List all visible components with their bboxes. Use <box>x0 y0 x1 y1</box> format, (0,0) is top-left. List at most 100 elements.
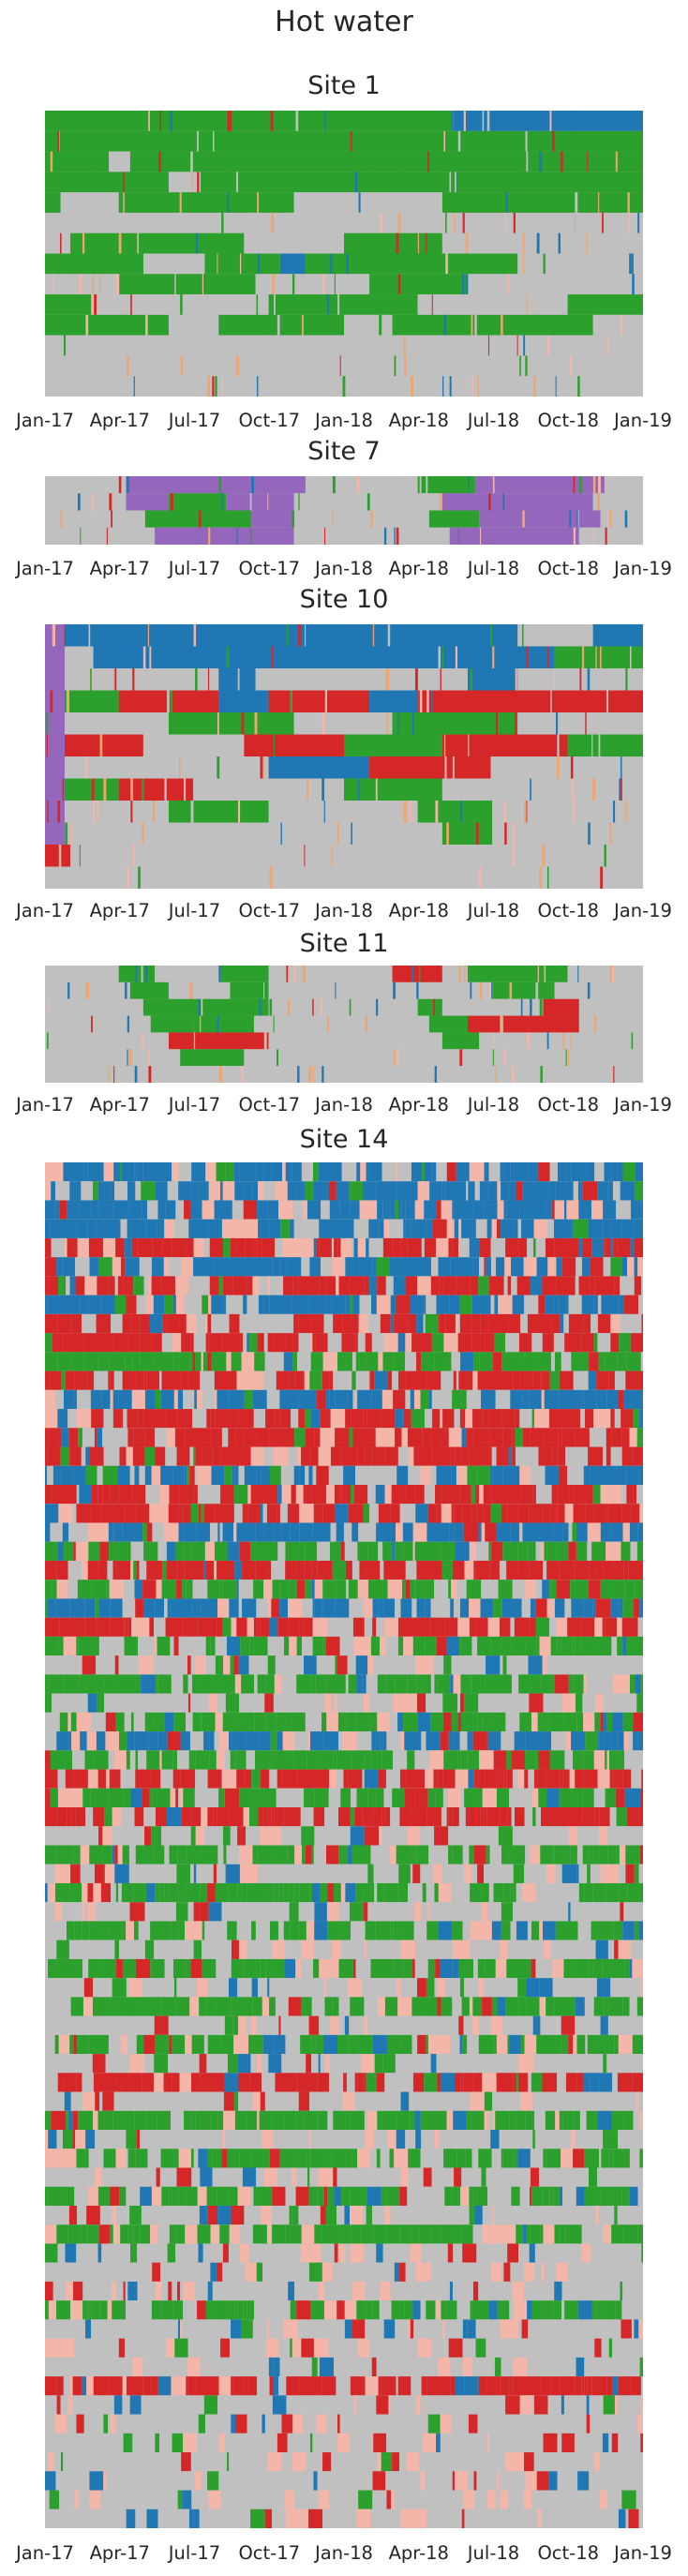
heatmap-cell <box>340 1541 345 1561</box>
heatmap-cell <box>364 1769 380 1789</box>
heatmap-cell <box>102 1485 111 1505</box>
heatmap-cell <box>248 2034 257 2055</box>
heatmap-cell <box>501 1409 516 1429</box>
heatmap-cell <box>202 2243 215 2263</box>
heatmap-cell <box>573 1504 586 1523</box>
heatmap-cell <box>469 1845 474 1865</box>
heatmap-cell <box>268 2015 279 2035</box>
heatmap-cell <box>400 1731 405 1751</box>
heatmap-cell <box>549 1750 565 1770</box>
heatmap-cell <box>575 1465 584 1486</box>
heatmap-stripe <box>539 151 543 172</box>
heatmap-cell <box>509 2167 525 2187</box>
heatmap-cell <box>612 1712 623 1732</box>
heatmap-cell <box>161 1580 177 1599</box>
heatmap-cell <box>240 2130 249 2149</box>
heatmap-cell <box>131 1389 145 1410</box>
heatmap-stripe <box>463 111 466 131</box>
heatmap-cell <box>597 1446 603 1466</box>
heatmap-cell <box>568 1219 574 1238</box>
heatmap-cell <box>172 1465 185 1486</box>
heatmap-cell <box>395 1560 406 1580</box>
heatmap-cell <box>491 1921 501 1940</box>
heatmap-cell <box>405 2243 411 2263</box>
heatmap-cell <box>366 2205 373 2225</box>
heatmap-cell <box>69 1598 85 1618</box>
heatmap-stripe <box>533 1032 536 1050</box>
heatmap-cell <box>426 2015 440 2035</box>
heatmap-cell <box>67 2015 75 2035</box>
heatmap-cell <box>213 1939 226 1959</box>
heatmap-cell <box>516 2224 523 2244</box>
heatmap-cell <box>200 2167 213 2187</box>
heatmap-cell <box>45 1750 51 1770</box>
heatmap-cell <box>460 1750 468 1770</box>
heatmap-cell <box>505 1712 520 1732</box>
heatmap-cell <box>171 2034 186 2055</box>
heatmap-cell <box>55 1958 68 1979</box>
heatmap-cell <box>124 1580 135 1599</box>
heatmap-cell <box>542 1958 546 1979</box>
heatmap-cell <box>359 1200 370 1220</box>
heatmap-cell <box>311 2130 314 2149</box>
heatmap-cell <box>616 1200 631 1220</box>
heatmap-cell <box>193 1237 204 1258</box>
heatmap-cell <box>641 1200 643 1220</box>
heatmap-cell <box>328 1958 339 1979</box>
heatmap-cell <box>195 1769 208 1789</box>
heatmap-cell <box>96 1826 99 1846</box>
heatmap-cell <box>255 1162 264 1182</box>
heatmap-cell <box>426 1295 437 1314</box>
heatmap-stripe <box>256 376 259 397</box>
heatmap-cell <box>595 1939 608 1959</box>
heatmap-stripe <box>64 335 67 356</box>
heatmap-cell <box>257 1845 263 1865</box>
heatmap-stripe <box>130 801 133 823</box>
heatmap-cell <box>507 1504 519 1523</box>
heatmap-cell <box>310 1352 323 1371</box>
heatmap-cell <box>289 1219 294 1238</box>
heatmap-cell <box>433 2262 447 2282</box>
heatmap-cell <box>424 1237 437 1258</box>
heatmap-stripe <box>85 756 88 779</box>
heatmap-cell <box>442 1693 458 1713</box>
heatmap-cell <box>557 2073 566 2092</box>
heatmap-cell <box>369 1276 378 1295</box>
heatmap-stripe <box>269 998 273 1016</box>
heatmap-cell <box>199 1636 202 1656</box>
heatmap-cell <box>372 2034 385 2055</box>
heatmap-cell <box>299 1541 306 1561</box>
heatmap-cell <box>124 1712 131 1732</box>
heatmap-cell <box>583 1465 591 1486</box>
heatmap-cell <box>337 1769 344 1789</box>
heatmap-stripe <box>416 981 419 999</box>
heatmap-cell <box>420 1826 435 1846</box>
heatmap-cell <box>136 1295 146 1314</box>
heatmap-cell <box>565 1446 579 1466</box>
heatmap-cell <box>225 2130 241 2149</box>
heatmap-cell <box>458 1807 466 1827</box>
heatmap-cell <box>349 1276 365 1295</box>
heatmap-cell <box>262 1504 267 1523</box>
heatmap-cell <box>640 1750 643 1770</box>
heatmap-cell <box>441 966 468 982</box>
heatmap-stripe <box>179 192 182 213</box>
heatmap-cell <box>326 1674 341 1694</box>
heatmap-cell <box>256 1598 268 1618</box>
heatmap-stripe <box>178 756 181 779</box>
heatmap-cell <box>594 1826 600 1846</box>
heatmap-cell <box>448 1807 453 1827</box>
heatmap-cell <box>52 1465 61 1486</box>
heatmap-cell <box>477 1788 483 1808</box>
heatmap-cell <box>469 1541 476 1561</box>
heatmap-cell <box>541 1389 545 1410</box>
heatmap-cell <box>320 2054 325 2074</box>
heatmap-cell <box>640 1352 643 1371</box>
heatmap-cell <box>390 1921 394 1940</box>
heatmap-stripe <box>588 822 591 845</box>
heatmap-cell <box>169 1882 179 1903</box>
heatmap-cell <box>488 1162 501 1182</box>
heatmap-cell <box>275 2073 288 2092</box>
heatmap-cell <box>476 2034 479 2055</box>
heatmap-cell <box>306 2205 313 2225</box>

*STATED TASK*: Please reproduce every line of the records above word for word, omitting the pictures.

*RESPONSE TO THIS EXERCISE*:
List all visible components with their bboxes. Use <box>x0 y0 x1 y1</box> format, (0,0) is top-left. List at most 100 elements.
heatmap-cell <box>340 1541 345 1561</box>
heatmap-cell <box>364 1769 380 1789</box>
heatmap-cell <box>102 1485 111 1505</box>
heatmap-cell <box>248 2034 257 2055</box>
heatmap-cell <box>501 1409 516 1429</box>
heatmap-cell <box>202 2243 215 2263</box>
heatmap-cell <box>573 1504 586 1523</box>
heatmap-cell <box>469 1845 474 1865</box>
heatmap-cell <box>268 2015 279 2035</box>
heatmap-cell <box>400 1731 405 1751</box>
heatmap-cell <box>549 1750 565 1770</box>
heatmap-cell <box>575 1465 584 1486</box>
heatmap-stripe <box>539 151 543 172</box>
heatmap-cell <box>509 2167 525 2187</box>
heatmap-cell <box>612 1712 623 1732</box>
heatmap-cell <box>161 1580 177 1599</box>
heatmap-cell <box>240 2130 249 2149</box>
heatmap-cell <box>131 1389 145 1410</box>
heatmap-stripe <box>463 111 466 131</box>
heatmap-cell <box>597 1446 603 1466</box>
heatmap-cell <box>568 1219 574 1238</box>
heatmap-cell <box>172 1465 185 1486</box>
heatmap-cell <box>395 1560 406 1580</box>
heatmap-cell <box>491 1921 501 1940</box>
heatmap-cell <box>405 2243 411 2263</box>
heatmap-cell <box>366 2205 373 2225</box>
heatmap-cell <box>69 1598 85 1618</box>
heatmap-stripe <box>533 1032 536 1050</box>
heatmap-cell <box>426 2015 440 2035</box>
heatmap-cell <box>67 2015 75 2035</box>
heatmap-cell <box>213 1939 226 1959</box>
heatmap-cell <box>516 2224 523 2244</box>
heatmap-cell <box>200 2167 213 2187</box>
heatmap-cell <box>45 1750 51 1770</box>
heatmap-cell <box>460 1750 468 1770</box>
heatmap-cell <box>505 1712 520 1732</box>
heatmap-cell <box>171 2034 186 2055</box>
heatmap-cell <box>55 1958 68 1979</box>
heatmap-cell <box>124 1580 135 1599</box>
heatmap-cell <box>542 1958 546 1979</box>
heatmap-cell <box>359 1200 370 1220</box>
heatmap-cell <box>311 2130 314 2149</box>
heatmap-cell <box>616 1200 631 1220</box>
heatmap-cell <box>193 1237 204 1258</box>
heatmap-cell <box>641 1200 643 1220</box>
heatmap-cell <box>328 1958 339 1979</box>
heatmap-cell <box>195 1769 208 1789</box>
heatmap-cell <box>96 1826 99 1846</box>
heatmap-cell <box>255 1162 264 1182</box>
heatmap-cell <box>426 1295 437 1314</box>
heatmap-stripe <box>256 376 259 397</box>
heatmap-cell <box>595 1939 608 1959</box>
heatmap-stripe <box>64 335 67 356</box>
heatmap-cell <box>257 1845 263 1865</box>
heatmap-stripe <box>130 801 133 823</box>
heatmap-cell <box>507 1504 519 1523</box>
heatmap-cell <box>310 1352 323 1371</box>
heatmap-cell <box>289 1219 294 1238</box>
heatmap-cell <box>433 2262 447 2282</box>
heatmap-cell <box>424 1237 437 1258</box>
heatmap-stripe <box>85 756 88 779</box>
heatmap-cell <box>442 1693 458 1713</box>
heatmap-cell <box>557 2073 566 2092</box>
heatmap-cell <box>369 1276 378 1295</box>
heatmap-stripe <box>269 998 273 1016</box>
heatmap-cell <box>199 1636 202 1656</box>
heatmap-cell <box>372 2034 385 2055</box>
heatmap-cell <box>299 1541 306 1561</box>
heatmap-cell <box>124 1712 131 1732</box>
heatmap-cell <box>583 1465 591 1486</box>
heatmap-cell <box>337 1769 344 1789</box>
heatmap-stripe <box>416 981 419 999</box>
heatmap-cell <box>420 1826 435 1846</box>
heatmap-cell <box>136 1295 146 1314</box>
heatmap-cell <box>565 1446 579 1466</box>
heatmap-cell <box>225 2130 241 2149</box>
heatmap-cell <box>458 1807 466 1827</box>
heatmap-cell <box>349 1276 365 1295</box>
heatmap-cell <box>262 1504 267 1523</box>
heatmap-cell <box>640 1750 643 1770</box>
heatmap-cell <box>441 966 468 982</box>
heatmap-stripe <box>179 192 182 213</box>
heatmap-cell <box>326 1674 341 1694</box>
heatmap-cell <box>256 1598 268 1618</box>
heatmap-stripe <box>178 756 181 779</box>
heatmap-cell <box>594 1826 600 1846</box>
heatmap-cell <box>448 1807 453 1827</box>
heatmap-cell <box>52 1465 61 1486</box>
heatmap-cell <box>477 1788 483 1808</box>
heatmap-cell <box>469 1541 476 1561</box>
heatmap-cell <box>541 1389 545 1410</box>
heatmap-cell <box>320 2054 325 2074</box>
heatmap-cell <box>640 1352 643 1371</box>
heatmap-cell <box>390 1921 394 1940</box>
heatmap-stripe <box>588 822 591 845</box>
heatmap-cell <box>169 1882 179 1903</box>
heatmap-cell <box>488 1162 501 1182</box>
heatmap-cell <box>275 2073 288 2092</box>
heatmap-cell <box>476 2034 479 2055</box>
heatmap-cell <box>306 2205 313 2225</box>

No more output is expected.